__Exercise__:
Search the listing below for the word "charges" and copy each line that holds it.

__Records supplied__:
>> start

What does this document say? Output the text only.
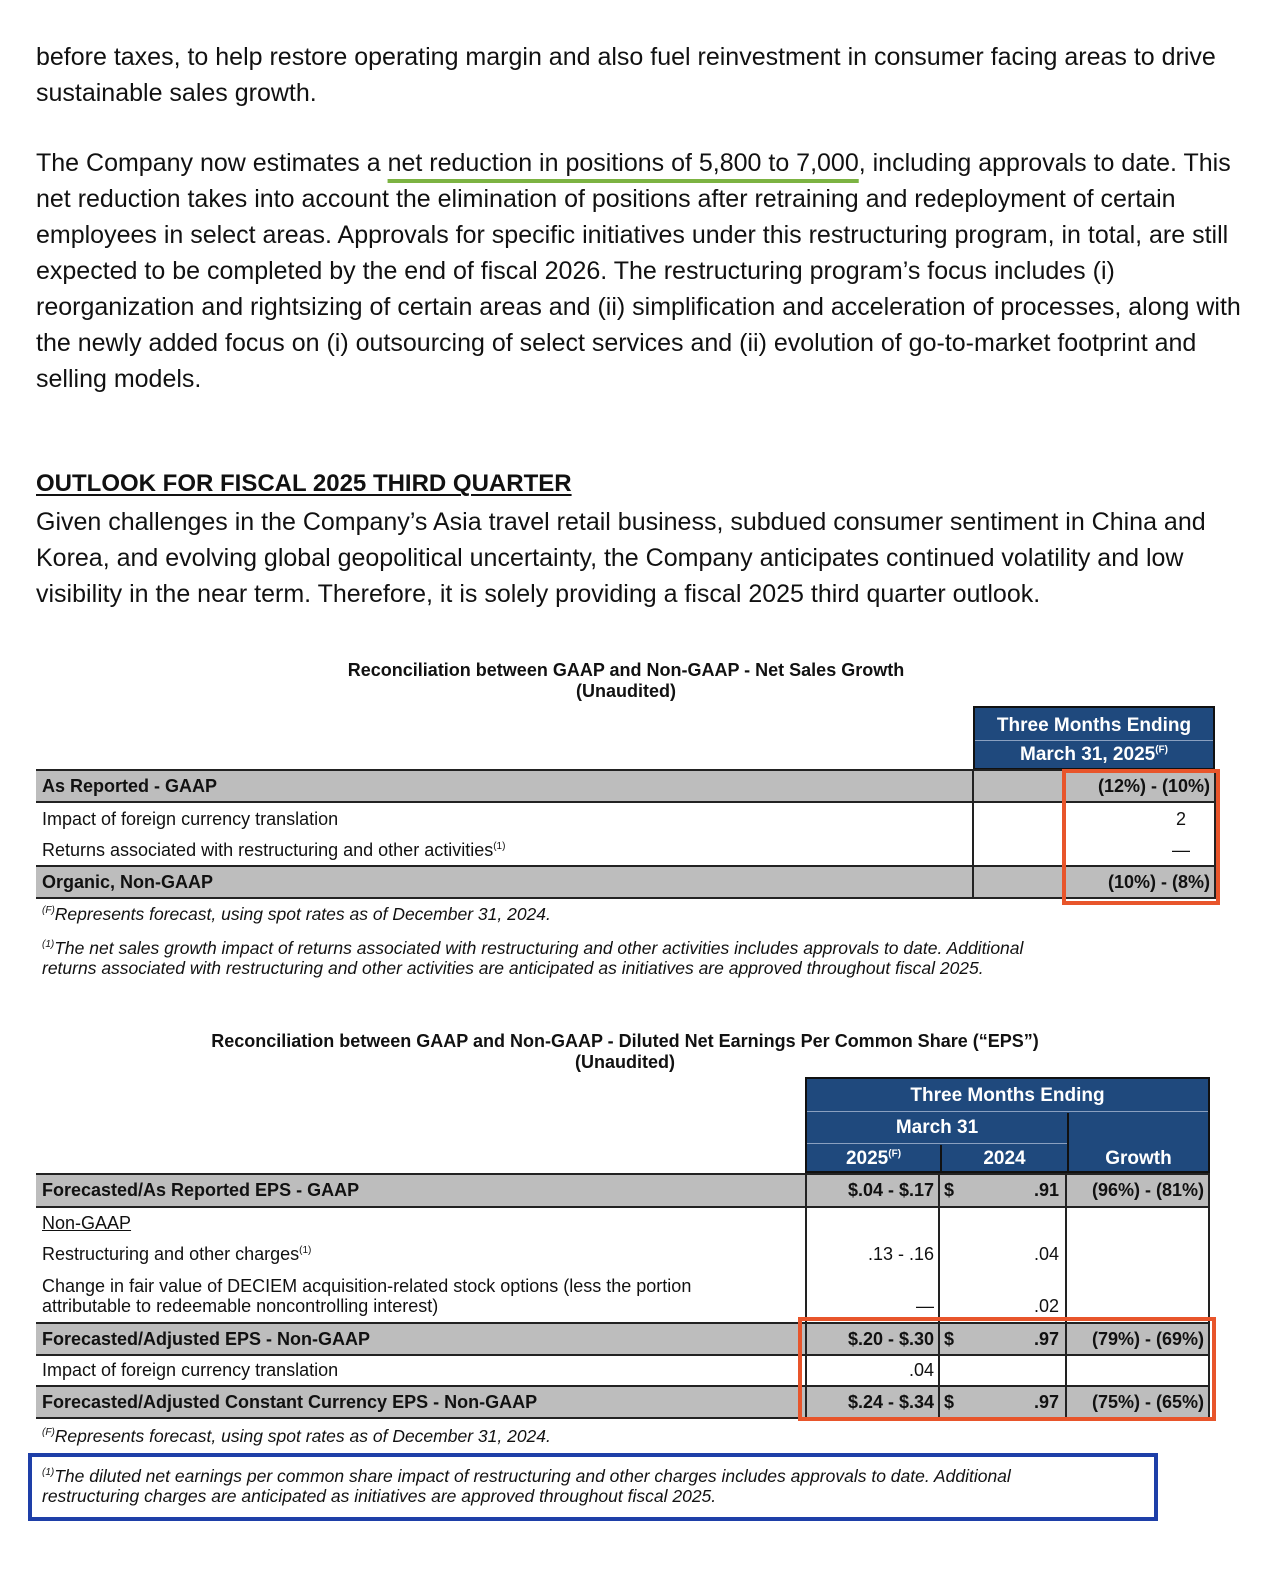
before taxes, to help restore operating margin and also fuel reinvestment in consumer facing areas to drive sustainable sales growth.

The Company now estimates a net reduction in positions of 5,800 to 7,000, including approvals to date. This net reduction takes into account the elimination of positions after retraining and redeployment of certain employees in select areas. Approvals for specific initiatives under this restructuring program, in total, are still expected to be completed by the end of fiscal 2026. The restructuring program’s focus includes (i) reorganization and rightsizing of certain areas and (ii) simplification and acceleration of processes, along with the newly added focus on (i) outsourcing of select services and (ii) evolution of go-to-market footprint and selling models.

OUTLOOK FOR FISCAL 2025 THIRD QUARTER

Given challenges in the Company’s Asia travel retail business, subdued consumer sentiment in China and Korea, and evolving global geopolitical uncertainty, the Company anticipates continued volatility and low visibility in the near term. Therefore, it is solely providing a fiscal 2025 third quarter outlook.

Reconciliation between GAAP and Non-GAAP - Net Sales Growth
(Unaudited)
Three Months Ending
March 31, $2025^{(F)}$
As Reported - GAAP	(12%) - (10%)
Impact of foreign currency translation	2
Returns associated with restructuring and other activities$^{(1)}$	—
Organic, Non-GAAP	(10%) - (8%)
$^{(F)}$Represents forecast, using spot rates as of December 31, 2024.
$^{(1)}$The net sales growth impact of returns associated with restructuring and other activities includes approvals to date. Additional
returns associated with restructuring and other activities are anticipated as initiatives are approved throughout fiscal 2025.
Reconciliation between GAAP and Non-GAAP - Diluted Net Earnings Per Common Share (“EPS”)
(Unaudited)
Three Months Ending
March 31
$2025^{(F)}$	2024	Growth
Forecasted/As Reported EPS - GAAP	$.04 - $.17 $	.91	(96%) - (81%)
Non-GAAP
Restructuring and other charges$^{(1)}$	.13 - .16	.04
Change in fair value of DECIEM acquisition-related stock options (less the portion
attributable to redeemable noncontrolling interest)	—	.02
Forecasted/Adjusted EPS - Non-GAAP	$.20 - $.30 $	.97	(79%) - (69%)
Impact of foreign currency translation	.04
Forecasted/Adjusted Constant Currency EPS - Non-GAAP	$.24 - $.34 $	.97	(75%) - (65%)
$^{(F)}$Represents forecast, using spot rates as of December 31, 2024.
$^{(1)}$The diluted net earnings per common share impact of restructuring and other charges includes approvals to date. Additional
restructuring charges are anticipated as initiatives are approved throughout fiscal 2025.
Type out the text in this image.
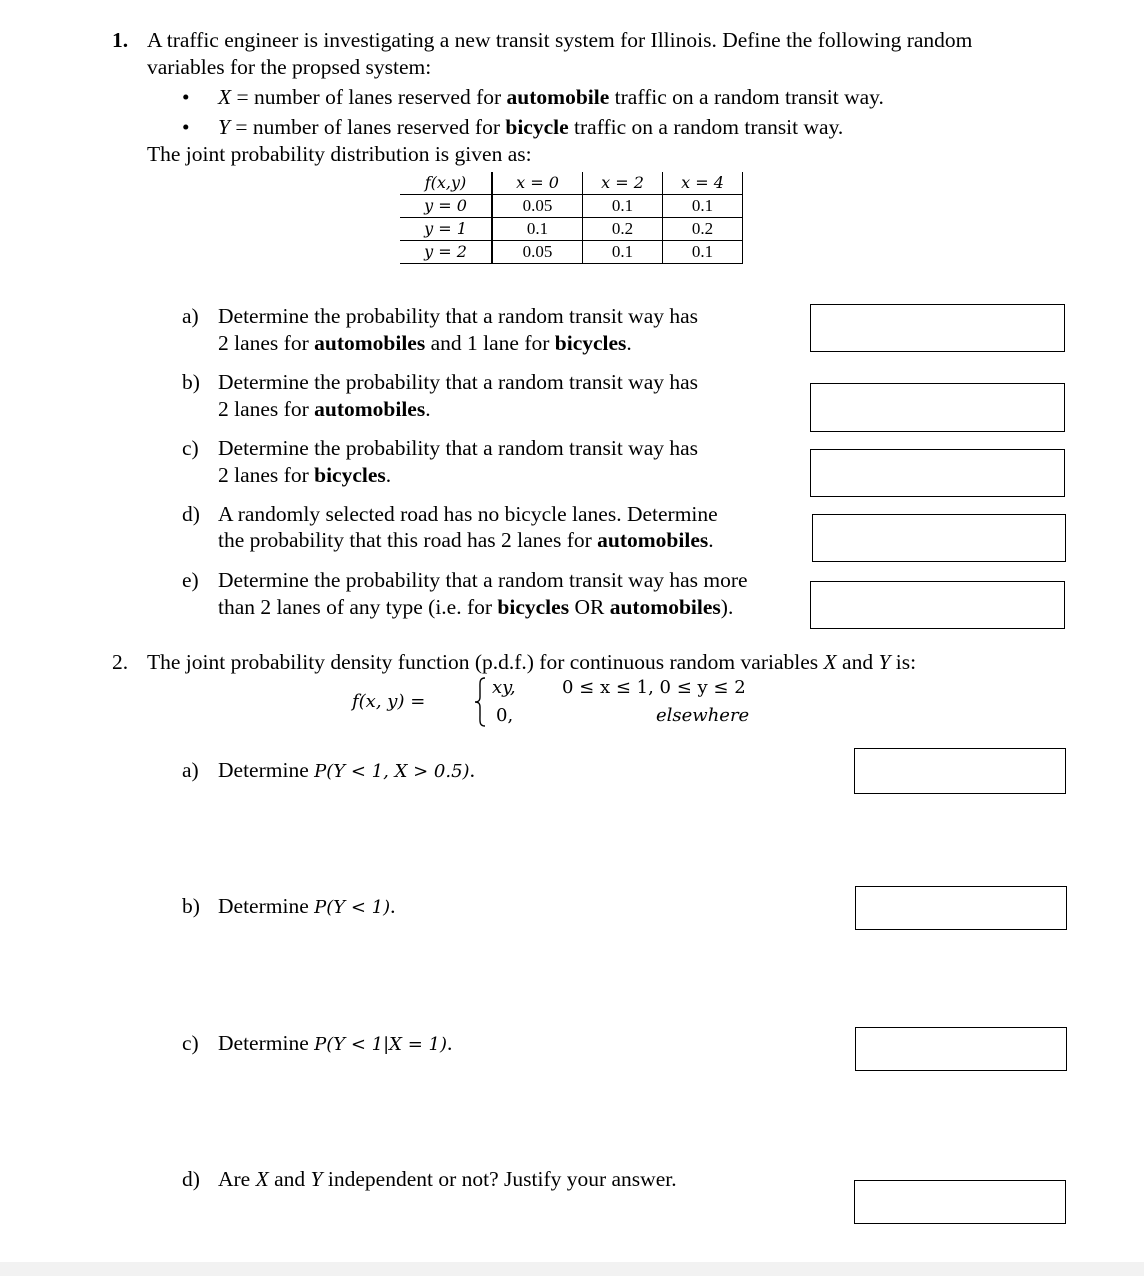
1. A traffic engineer is investigating a new transit system for Illinois. Define the following random
variables for the propsed system:
• X = number of lanes reserved for automobile traffic on a random transit way.
• Y = number of lanes reserved for bicycle traffic on a random transit way.
The joint probability distribution is given as:
f(x,y)	x = 0	x = 2	x = 4
y = 0	0.05	0.1	0.1
y = 1	0.1	0.2	0.2
y = 2	0.05	0.1	0.1
a) Determine the probability that a random transit way has
2 lanes for automobiles and 1 lane for bicycles.
b) Determine the probability that a random transit way has
2 lanes for automobiles.
c) Determine the probability that a random transit way has
2 lanes for bicycles.
d) A randomly selected road has no bicycle lanes. Determine
the probability that this road has 2 lanes for automobiles.
e) Determine the probability that a random transit way has more
than 2 lanes of any type (i.e. for bicycles OR automobiles).
2. The joint probability density function (p.d.f.) for continuous random variables X and Y is:
f(x, y) =
xy,
0,
0 ≤ x ≤ 1, 0 ≤ y ≤ 2
elsewhere
a) Determine P(Y < 1, X > 0.5).
b) Determine P(Y < 1).
c) Determine P(Y < 1|X = 1).
d) Are X and Y independent or not? Justify your answer.
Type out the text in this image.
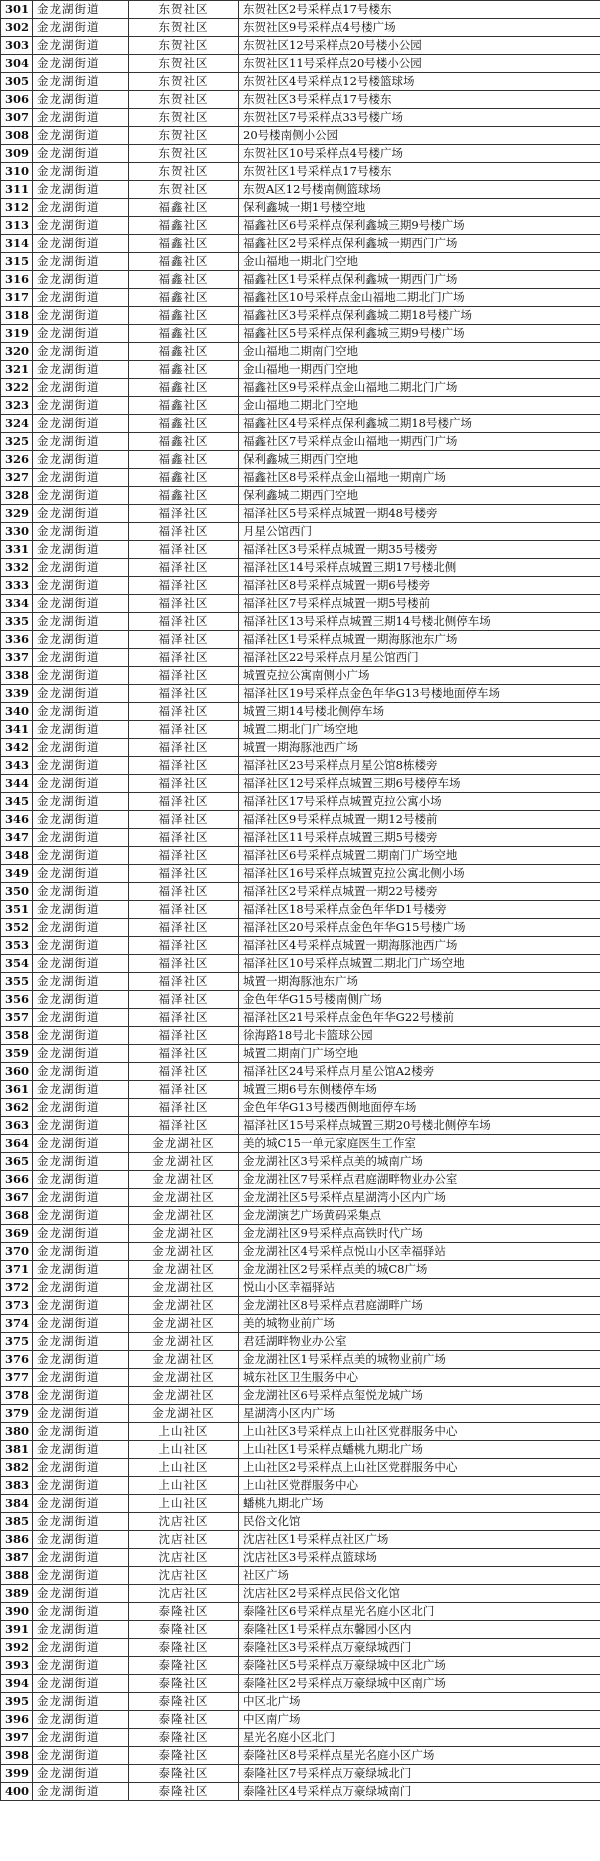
301	金龙湖街道	东贺社区	东贺社区2号采样点17号楼东
302	金龙湖街道	东贺社区	东贺社区9号采样点4号楼广场
303	金龙湖街道	东贺社区	东贺社区12号采样点20号楼小公园
304	金龙湖街道	东贺社区	东贺社区11号采样点20号楼小公园
305	金龙湖街道	东贺社区	东贺社区4号采样点12号楼篮球场
306	金龙湖街道	东贺社区	东贺社区3号采样点17号楼东
307	金龙湖街道	东贺社区	东贺社区7号采样点33号楼广场
308	金龙湖街道	东贺社区	20号楼南侧小公园
309	金龙湖街道	东贺社区	东贺社区10号采样点4号楼广场
310	金龙湖街道	东贺社区	东贺社区1号采样点17号楼东
311	金龙湖街道	东贺社区	东贺A区12号楼南侧篮球场
312	金龙湖街道	福鑫社区	保利鑫城一期1号楼空地
313	金龙湖街道	福鑫社区	福鑫社区6号采样点保利鑫城三期9号楼广场
314	金龙湖街道	福鑫社区	福鑫社区2号采样点保利鑫城一期西门广场
315	金龙湖街道	福鑫社区	金山福地一期北门空地
316	金龙湖街道	福鑫社区	福鑫社区1号采样点保利鑫城一期西门广场
317	金龙湖街道	福鑫社区	福鑫社区10号采样点金山福地二期北门广场
318	金龙湖街道	福鑫社区	福鑫社区3号采样点保利鑫城二期18号楼广场
319	金龙湖街道	福鑫社区	福鑫社区5号采样点保利鑫城三期9号楼广场
320	金龙湖街道	福鑫社区	金山福地二期南门空地
321	金龙湖街道	福鑫社区	金山福地一期西门空地
322	金龙湖街道	福鑫社区	福鑫社区9号采样点金山福地二期北门广场
323	金龙湖街道	福鑫社区	金山福地二期北门空地
324	金龙湖街道	福鑫社区	福鑫社区4号采样点保利鑫城二期18号楼广场
325	金龙湖街道	福鑫社区	福鑫社区7号采样点金山福地一期西门广场
326	金龙湖街道	福鑫社区	保利鑫城三期西门空地
327	金龙湖街道	福鑫社区	福鑫社区8号采样点金山福地一期南广场
328	金龙湖街道	福鑫社区	保利鑫城二期西门空地
329	金龙湖街道	福泽社区	福泽社区5号采样点城置一期48号楼旁
330	金龙湖街道	福泽社区	月星公馆西门
331	金龙湖街道	福泽社区	福泽社区3号采样点城置一期35号楼旁
332	金龙湖街道	福泽社区	福泽社区14号采样点城置三期17号楼北侧
333	金龙湖街道	福泽社区	福泽社区8号采样点城置一期6号楼旁
334	金龙湖街道	福泽社区	福泽社区7号采样点城置一期5号楼前
335	金龙湖街道	福泽社区	福泽社区13号采样点城置三期14号楼北侧停车场
336	金龙湖街道	福泽社区	福泽社区1号采样点城置一期海豚池东广场
337	金龙湖街道	福泽社区	福泽社区22号采样点月星公馆西门
338	金龙湖街道	福泽社区	城置克拉公寓南侧小广场
339	金龙湖街道	福泽社区	福泽社区19号采样点金色年华G13号楼地面停车场
340	金龙湖街道	福泽社区	城置三期14号楼北侧停车场
341	金龙湖街道	福泽社区	城置二期北门广场空地
342	金龙湖街道	福泽社区	城置一期海豚池西广场
343	金龙湖街道	福泽社区	福泽社区23号采样点月星公馆8栋楼旁
344	金龙湖街道	福泽社区	福泽社区12号采样点城置三期6号楼停车场
345	金龙湖街道	福泽社区	福泽社区17号采样点城置克拉公寓小场
346	金龙湖街道	福泽社区	福泽社区9号采样点城置一期12号楼前
347	金龙湖街道	福泽社区	福泽社区11号采样点城置三期5号楼旁
348	金龙湖街道	福泽社区	福泽社区6号采样点城置二期南门广场空地
349	金龙湖街道	福泽社区	福泽社区16号采样点城置克拉公寓北侧小场
350	金龙湖街道	福泽社区	福泽社区2号采样点城置一期22号楼旁
351	金龙湖街道	福泽社区	福泽社区18号采样点金色年华D1号楼旁
352	金龙湖街道	福泽社区	福泽社区20号采样点金色年华G15号楼广场
353	金龙湖街道	福泽社区	福泽社区4号采样点城置一期海豚池西广场
354	金龙湖街道	福泽社区	福泽社区10号采样点城置二期北门广场空地
355	金龙湖街道	福泽社区	城置一期海豚池东广场
356	金龙湖街道	福泽社区	金色年华G15号楼南侧广场
357	金龙湖街道	福泽社区	福泽社区21号采样点金色年华G22号楼前
358	金龙湖街道	福泽社区	徐海路18号北卡篮球公园
359	金龙湖街道	福泽社区	城置二期南门广场空地
360	金龙湖街道	福泽社区	福泽社区24号采样点月星公馆A2楼旁
361	金龙湖街道	福泽社区	城置三期6号东侧楼停车场
362	金龙湖街道	福泽社区	金色年华G13号楼西侧地面停车场
363	金龙湖街道	福泽社区	福泽社区15号采样点城置三期20号楼北侧停车场
364	金龙湖街道	金龙湖社区	美的城C15一单元家庭医生工作室
365	金龙湖街道	金龙湖社区	金龙湖社区3号采样点美的城南广场
366	金龙湖街道	金龙湖社区	金龙湖社区7号采样点君庭湖畔物业办公室
367	金龙湖街道	金龙湖社区	金龙湖社区5号采样点星湖湾小区内广场
368	金龙湖街道	金龙湖社区	金龙湖演艺广场黄码采集点
369	金龙湖街道	金龙湖社区	金龙湖社区9号采样点高铁时代广场
370	金龙湖街道	金龙湖社区	金龙湖社区4号采样点悦山小区幸福驿站
371	金龙湖街道	金龙湖社区	金龙湖社区2号采样点美的城C8广场
372	金龙湖街道	金龙湖社区	悦山小区幸福驿站
373	金龙湖街道	金龙湖社区	金龙湖社区8号采样点君庭湖畔广场
374	金龙湖街道	金龙湖社区	美的城物业前广场
375	金龙湖街道	金龙湖社区	君廷湖畔物业办公室
376	金龙湖街道	金龙湖社区	金龙湖社区1号采样点美的城物业前广场
377	金龙湖街道	金龙湖社区	城东社区卫生服务中心
378	金龙湖街道	金龙湖社区	金龙湖社区6号采样点玺悦龙城广场
379	金龙湖街道	金龙湖社区	星湖湾小区内广场
380	金龙湖街道	上山社区	上山社区3号采样点上山社区党群服务中心
381	金龙湖街道	上山社区	上山社区1号采样点蟠桃九期北广场
382	金龙湖街道	上山社区	上山社区2号采样点上山社区党群服务中心
383	金龙湖街道	上山社区	上山社区党群服务中心
384	金龙湖街道	上山社区	蟠桃九期北广场
385	金龙湖街道	沈店社区	民俗文化馆
386	金龙湖街道	沈店社区	沈店社区1号采样点社区广场
387	金龙湖街道	沈店社区	沈店社区3号采样点篮球场
388	金龙湖街道	沈店社区	社区广场
389	金龙湖街道	沈店社区	沈店社区2号采样点民俗文化馆
390	金龙湖街道	泰隆社区	泰隆社区6号采样点星光名庭小区北门
391	金龙湖街道	泰隆社区	泰隆社区1号采样点东馨园小区内
392	金龙湖街道	泰隆社区	泰隆社区3号采样点万豪绿城西门
393	金龙湖街道	泰隆社区	泰隆社区5号采样点万豪绿城中区北广场
394	金龙湖街道	泰隆社区	泰隆社区2号采样点万豪绿城中区南广场
395	金龙湖街道	泰隆社区	中区北广场
396	金龙湖街道	泰隆社区	中区南广场
397	金龙湖街道	泰隆社区	星光名庭小区北门
398	金龙湖街道	泰隆社区	泰隆社区8号采样点星光名庭小区广场
399	金龙湖街道	泰隆社区	泰隆社区7号采样点万豪绿城北门
400	金龙湖街道	泰隆社区	泰隆社区4号采样点万豪绿城南门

>> end

__Written reply__:
Restructuring and other charges$^{(1)}$	.13 - .16	.04
$^{(1)}$The diluted net earnings per common share impact of restructuring and other charges includes approvals to date. Additional
restructuring charges are anticipated as initiatives are approved throughout fiscal 2025.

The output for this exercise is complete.